— To do —
List, from the lines below, each one with "sacerdos" in it.
═══
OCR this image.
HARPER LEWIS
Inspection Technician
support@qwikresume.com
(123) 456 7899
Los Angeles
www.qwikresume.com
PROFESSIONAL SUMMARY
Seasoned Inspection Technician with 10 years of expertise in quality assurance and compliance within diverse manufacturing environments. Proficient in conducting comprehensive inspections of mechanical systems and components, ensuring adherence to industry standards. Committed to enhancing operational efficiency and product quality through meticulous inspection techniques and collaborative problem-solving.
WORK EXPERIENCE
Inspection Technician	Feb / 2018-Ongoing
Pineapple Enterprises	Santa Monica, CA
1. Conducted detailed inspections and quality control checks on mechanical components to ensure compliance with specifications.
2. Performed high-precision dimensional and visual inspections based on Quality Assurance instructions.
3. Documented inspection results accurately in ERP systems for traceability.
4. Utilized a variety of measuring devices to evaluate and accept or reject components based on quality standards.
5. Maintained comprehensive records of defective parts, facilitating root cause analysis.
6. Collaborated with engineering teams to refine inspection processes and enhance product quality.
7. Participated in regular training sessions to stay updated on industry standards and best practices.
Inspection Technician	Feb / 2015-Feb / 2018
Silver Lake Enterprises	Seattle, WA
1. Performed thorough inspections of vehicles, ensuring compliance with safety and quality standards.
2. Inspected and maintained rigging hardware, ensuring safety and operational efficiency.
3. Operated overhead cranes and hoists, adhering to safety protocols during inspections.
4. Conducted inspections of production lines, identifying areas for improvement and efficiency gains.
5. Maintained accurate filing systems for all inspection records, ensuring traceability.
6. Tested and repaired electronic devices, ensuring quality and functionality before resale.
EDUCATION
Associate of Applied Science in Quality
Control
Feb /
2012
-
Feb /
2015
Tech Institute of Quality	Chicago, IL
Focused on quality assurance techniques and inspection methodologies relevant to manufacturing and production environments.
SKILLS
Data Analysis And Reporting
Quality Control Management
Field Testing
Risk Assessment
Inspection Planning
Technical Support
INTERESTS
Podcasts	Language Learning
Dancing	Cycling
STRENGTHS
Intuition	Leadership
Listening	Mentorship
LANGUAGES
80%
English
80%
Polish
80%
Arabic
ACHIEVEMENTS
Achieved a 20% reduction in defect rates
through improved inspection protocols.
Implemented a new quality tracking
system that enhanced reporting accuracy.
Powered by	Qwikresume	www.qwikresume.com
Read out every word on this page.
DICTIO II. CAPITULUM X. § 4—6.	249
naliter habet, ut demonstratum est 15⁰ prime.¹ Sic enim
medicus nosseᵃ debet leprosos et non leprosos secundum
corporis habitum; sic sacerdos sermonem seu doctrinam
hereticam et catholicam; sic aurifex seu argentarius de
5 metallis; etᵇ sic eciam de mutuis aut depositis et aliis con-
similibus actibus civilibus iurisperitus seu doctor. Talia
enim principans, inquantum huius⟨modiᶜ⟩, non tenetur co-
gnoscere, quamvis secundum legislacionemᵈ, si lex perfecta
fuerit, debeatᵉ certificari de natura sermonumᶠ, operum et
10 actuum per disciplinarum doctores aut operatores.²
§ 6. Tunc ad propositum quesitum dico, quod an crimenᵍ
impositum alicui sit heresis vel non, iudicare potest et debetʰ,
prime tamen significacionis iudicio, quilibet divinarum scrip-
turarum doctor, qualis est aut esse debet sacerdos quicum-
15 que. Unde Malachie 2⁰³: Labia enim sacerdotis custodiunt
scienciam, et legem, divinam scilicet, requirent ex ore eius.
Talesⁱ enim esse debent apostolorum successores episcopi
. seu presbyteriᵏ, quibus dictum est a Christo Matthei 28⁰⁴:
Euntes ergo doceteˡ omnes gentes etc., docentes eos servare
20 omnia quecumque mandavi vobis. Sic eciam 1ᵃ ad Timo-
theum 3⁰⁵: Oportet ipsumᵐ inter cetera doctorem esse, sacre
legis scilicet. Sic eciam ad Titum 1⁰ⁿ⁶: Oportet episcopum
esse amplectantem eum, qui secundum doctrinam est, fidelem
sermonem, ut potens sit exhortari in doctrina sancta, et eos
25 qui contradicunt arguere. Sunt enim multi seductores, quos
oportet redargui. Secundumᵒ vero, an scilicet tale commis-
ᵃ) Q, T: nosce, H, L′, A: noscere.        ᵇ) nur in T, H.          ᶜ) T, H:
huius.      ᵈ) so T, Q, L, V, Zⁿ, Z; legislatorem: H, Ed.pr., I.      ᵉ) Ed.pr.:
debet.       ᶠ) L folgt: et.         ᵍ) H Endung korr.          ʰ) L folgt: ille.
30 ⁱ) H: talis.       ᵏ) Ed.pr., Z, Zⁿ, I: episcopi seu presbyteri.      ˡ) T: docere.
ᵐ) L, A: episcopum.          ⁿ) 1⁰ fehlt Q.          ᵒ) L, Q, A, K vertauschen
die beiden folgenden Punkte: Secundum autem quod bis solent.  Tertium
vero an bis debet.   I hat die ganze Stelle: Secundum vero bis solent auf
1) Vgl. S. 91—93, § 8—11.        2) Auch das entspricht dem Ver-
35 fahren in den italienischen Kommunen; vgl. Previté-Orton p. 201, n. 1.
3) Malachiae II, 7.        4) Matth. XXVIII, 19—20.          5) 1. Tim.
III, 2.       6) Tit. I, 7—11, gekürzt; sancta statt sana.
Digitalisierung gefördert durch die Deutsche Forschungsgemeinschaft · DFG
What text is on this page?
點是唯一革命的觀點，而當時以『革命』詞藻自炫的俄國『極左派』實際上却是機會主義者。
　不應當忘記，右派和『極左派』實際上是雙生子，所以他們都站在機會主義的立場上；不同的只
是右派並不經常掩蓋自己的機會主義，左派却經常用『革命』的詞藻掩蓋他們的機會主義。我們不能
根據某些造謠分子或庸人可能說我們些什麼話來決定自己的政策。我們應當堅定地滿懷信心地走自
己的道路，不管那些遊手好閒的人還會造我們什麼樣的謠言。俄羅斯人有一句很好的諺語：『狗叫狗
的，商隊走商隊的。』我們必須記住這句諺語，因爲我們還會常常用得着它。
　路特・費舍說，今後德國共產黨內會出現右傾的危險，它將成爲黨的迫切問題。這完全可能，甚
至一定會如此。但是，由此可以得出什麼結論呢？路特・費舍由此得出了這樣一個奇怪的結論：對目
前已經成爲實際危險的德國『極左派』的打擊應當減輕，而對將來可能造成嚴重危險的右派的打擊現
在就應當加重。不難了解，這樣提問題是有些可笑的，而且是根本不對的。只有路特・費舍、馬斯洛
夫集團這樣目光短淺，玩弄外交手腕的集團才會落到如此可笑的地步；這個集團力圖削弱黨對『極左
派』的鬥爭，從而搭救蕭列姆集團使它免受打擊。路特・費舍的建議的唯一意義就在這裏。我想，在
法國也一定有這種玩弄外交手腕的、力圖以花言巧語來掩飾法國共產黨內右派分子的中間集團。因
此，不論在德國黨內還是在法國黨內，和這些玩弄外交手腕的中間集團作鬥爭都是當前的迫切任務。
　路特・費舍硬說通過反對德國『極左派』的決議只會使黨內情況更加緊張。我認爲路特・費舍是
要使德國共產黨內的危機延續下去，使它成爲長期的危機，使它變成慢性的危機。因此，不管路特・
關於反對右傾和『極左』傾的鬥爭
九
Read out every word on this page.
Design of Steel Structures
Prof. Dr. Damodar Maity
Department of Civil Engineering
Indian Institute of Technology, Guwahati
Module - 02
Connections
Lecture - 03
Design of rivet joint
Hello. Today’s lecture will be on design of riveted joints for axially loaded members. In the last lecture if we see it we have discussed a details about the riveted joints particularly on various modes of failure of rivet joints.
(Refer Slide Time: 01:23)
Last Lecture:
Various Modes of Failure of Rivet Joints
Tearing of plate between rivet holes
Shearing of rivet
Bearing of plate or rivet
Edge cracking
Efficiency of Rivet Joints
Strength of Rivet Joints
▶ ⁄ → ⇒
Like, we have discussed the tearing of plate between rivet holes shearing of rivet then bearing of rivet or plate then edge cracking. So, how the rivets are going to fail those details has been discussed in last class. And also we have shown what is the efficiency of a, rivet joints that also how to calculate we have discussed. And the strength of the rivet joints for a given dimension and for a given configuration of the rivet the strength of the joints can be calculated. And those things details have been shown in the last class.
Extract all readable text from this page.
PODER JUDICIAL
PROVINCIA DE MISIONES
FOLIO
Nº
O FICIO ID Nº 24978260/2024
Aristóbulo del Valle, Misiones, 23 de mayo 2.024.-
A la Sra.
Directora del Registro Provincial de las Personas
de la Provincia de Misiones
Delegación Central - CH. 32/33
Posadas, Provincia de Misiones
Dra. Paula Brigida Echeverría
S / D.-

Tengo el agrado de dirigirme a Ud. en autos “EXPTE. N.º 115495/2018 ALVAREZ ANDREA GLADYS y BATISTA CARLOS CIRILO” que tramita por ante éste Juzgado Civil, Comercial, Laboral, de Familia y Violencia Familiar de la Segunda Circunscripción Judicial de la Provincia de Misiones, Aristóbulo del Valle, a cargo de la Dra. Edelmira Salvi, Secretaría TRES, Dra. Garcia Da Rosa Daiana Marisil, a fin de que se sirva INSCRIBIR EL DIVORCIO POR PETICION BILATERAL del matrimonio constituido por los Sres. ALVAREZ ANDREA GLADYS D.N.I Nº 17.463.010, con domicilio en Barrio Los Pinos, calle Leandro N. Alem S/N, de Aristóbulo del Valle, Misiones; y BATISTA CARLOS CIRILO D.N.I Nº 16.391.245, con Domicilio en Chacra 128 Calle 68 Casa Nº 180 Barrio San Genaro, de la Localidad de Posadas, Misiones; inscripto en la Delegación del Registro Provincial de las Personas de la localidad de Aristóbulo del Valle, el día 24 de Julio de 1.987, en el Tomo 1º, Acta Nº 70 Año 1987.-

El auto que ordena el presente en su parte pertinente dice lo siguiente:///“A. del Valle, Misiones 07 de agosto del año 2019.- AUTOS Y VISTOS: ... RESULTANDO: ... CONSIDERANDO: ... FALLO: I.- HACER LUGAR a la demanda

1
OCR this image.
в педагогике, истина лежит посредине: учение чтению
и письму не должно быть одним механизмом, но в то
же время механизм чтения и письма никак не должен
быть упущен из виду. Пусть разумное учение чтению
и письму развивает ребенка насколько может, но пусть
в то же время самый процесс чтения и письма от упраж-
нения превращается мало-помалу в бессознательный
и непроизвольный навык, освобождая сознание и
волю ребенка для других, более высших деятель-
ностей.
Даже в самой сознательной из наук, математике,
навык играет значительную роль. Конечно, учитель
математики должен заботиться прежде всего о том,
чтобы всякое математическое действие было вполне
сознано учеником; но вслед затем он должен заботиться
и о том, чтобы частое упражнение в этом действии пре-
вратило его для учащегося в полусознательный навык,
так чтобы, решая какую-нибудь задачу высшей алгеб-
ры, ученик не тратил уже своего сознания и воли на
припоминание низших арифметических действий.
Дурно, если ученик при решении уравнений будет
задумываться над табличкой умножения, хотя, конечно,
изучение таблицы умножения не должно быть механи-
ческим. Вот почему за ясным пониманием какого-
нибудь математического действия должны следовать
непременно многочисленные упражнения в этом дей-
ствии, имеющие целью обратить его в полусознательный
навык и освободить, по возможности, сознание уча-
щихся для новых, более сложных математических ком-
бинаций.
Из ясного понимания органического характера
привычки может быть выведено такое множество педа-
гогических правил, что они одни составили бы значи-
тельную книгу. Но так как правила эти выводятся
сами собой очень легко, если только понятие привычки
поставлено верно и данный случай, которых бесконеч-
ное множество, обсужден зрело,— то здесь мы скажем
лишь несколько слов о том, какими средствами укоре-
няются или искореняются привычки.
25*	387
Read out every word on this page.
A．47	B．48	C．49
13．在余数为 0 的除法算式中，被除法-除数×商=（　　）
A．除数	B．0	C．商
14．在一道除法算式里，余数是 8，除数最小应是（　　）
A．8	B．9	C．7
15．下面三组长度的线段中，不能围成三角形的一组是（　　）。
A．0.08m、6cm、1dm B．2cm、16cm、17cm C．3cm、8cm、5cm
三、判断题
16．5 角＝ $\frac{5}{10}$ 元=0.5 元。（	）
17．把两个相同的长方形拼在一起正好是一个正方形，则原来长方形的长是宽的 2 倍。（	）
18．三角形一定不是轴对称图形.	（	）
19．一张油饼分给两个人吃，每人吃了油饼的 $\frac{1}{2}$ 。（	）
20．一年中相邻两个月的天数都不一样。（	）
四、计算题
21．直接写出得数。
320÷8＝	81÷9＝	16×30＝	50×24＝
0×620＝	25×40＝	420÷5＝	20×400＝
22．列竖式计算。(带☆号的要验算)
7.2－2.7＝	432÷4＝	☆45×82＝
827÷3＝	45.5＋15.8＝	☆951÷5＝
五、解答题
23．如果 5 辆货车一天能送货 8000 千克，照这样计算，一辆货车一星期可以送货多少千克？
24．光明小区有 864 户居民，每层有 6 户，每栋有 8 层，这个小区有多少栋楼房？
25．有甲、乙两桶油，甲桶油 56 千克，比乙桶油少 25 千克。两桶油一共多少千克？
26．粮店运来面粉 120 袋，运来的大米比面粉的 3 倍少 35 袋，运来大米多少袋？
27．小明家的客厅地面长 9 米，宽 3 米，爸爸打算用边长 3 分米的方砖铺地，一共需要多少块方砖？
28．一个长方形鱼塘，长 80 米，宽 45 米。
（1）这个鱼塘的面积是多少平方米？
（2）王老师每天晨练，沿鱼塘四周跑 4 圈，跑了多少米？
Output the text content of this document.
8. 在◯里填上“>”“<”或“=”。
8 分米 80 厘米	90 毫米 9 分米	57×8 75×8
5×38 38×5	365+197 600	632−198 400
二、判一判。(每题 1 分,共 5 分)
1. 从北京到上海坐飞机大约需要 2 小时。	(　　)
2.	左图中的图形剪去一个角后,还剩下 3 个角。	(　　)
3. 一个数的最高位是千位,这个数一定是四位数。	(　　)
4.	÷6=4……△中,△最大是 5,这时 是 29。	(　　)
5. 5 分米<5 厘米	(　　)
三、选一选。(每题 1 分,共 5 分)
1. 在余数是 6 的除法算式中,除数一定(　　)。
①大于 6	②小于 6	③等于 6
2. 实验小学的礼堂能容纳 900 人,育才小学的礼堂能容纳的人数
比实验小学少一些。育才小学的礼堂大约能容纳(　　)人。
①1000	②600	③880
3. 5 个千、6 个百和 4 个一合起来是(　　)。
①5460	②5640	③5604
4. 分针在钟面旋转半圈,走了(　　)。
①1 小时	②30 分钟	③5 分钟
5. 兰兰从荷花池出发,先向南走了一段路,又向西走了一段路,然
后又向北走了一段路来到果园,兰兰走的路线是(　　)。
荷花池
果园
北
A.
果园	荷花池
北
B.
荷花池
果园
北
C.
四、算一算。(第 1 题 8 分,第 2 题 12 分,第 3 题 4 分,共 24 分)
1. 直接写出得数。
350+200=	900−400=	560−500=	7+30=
═══
— Solution to this problem —
corporis habitum; sic sacerdos sermonem seu doctrinam
turarum doctor, qualis est aut esse debet sacerdos quicum-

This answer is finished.